Filter the data for lines with the word "Rondot", then copy every line so identified.

*RECORDS TO PROCESS:*
....

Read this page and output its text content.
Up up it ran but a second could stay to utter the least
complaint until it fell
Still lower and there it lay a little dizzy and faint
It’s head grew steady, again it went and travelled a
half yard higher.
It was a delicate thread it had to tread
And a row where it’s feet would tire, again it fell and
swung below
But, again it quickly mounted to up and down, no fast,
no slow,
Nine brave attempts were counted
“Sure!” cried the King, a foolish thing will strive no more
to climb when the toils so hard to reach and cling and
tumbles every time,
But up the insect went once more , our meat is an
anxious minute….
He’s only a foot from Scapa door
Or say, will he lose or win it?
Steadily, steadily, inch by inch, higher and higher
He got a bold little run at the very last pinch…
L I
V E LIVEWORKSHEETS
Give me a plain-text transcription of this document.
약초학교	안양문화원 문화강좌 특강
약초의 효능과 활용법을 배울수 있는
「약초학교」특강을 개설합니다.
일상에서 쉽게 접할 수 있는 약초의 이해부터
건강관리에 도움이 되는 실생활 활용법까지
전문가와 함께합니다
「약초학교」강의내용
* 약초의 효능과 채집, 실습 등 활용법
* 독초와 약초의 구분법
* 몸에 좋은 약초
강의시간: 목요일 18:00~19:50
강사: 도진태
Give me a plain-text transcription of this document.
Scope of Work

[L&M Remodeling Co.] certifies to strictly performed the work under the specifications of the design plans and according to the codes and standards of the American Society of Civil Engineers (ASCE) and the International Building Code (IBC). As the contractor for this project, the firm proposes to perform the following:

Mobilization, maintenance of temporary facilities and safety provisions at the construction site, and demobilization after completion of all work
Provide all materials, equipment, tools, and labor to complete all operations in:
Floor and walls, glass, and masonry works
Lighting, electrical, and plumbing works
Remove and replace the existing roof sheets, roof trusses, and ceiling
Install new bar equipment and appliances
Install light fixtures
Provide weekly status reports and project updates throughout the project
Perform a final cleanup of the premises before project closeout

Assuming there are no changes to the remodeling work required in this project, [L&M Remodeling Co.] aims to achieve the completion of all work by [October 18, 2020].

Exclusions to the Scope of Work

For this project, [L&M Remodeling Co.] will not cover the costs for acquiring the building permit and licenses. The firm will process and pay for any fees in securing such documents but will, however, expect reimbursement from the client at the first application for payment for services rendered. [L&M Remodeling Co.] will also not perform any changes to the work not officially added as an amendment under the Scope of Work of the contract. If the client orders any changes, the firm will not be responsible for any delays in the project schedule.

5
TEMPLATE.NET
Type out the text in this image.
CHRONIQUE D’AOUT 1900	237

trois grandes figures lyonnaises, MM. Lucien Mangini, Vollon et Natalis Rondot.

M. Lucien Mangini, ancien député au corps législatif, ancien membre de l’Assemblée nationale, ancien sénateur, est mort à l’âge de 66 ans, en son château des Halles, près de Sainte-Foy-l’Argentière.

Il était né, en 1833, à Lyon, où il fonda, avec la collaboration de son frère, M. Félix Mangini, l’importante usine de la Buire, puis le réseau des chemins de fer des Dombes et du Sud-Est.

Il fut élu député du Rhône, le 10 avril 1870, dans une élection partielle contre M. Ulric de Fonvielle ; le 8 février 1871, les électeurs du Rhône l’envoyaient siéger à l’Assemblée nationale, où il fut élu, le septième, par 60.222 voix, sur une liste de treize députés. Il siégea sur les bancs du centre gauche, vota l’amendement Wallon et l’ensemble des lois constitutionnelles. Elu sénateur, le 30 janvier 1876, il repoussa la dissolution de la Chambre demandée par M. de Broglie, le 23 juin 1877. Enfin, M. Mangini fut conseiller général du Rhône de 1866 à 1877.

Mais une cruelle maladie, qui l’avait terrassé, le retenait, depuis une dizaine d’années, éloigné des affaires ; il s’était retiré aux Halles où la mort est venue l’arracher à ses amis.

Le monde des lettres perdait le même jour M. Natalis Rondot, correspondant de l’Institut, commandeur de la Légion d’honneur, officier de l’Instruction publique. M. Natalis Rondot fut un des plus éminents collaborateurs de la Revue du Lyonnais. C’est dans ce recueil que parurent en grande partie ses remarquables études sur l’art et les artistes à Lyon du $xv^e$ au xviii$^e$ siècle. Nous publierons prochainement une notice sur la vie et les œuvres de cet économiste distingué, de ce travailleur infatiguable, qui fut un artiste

....

*WRITTEN SOLUTION:*
trois grandes figures lyonnaises, MM. Lucien Mangini, Vollon et Natalis Rondot.
Le monde des lettres perdait le même jour M. Natalis Rondot, correspondant de l’Institut, commandeur de la Légion d’honneur, officier de l’Instruction publique. M. Natalis Rondot fut un des plus éminents collaborateurs de la Revue du Lyonnais. C’est dans ce recueil que parurent en grande partie ses remarquables études sur l’art et les artistes à Lyon du $xv^e$ au xviii$^e$ siècle. Nous publierons prochainement une notice sur la vie et les œuvres de cet économiste distingué, de ce travailleur infatiguable, qui fut un artiste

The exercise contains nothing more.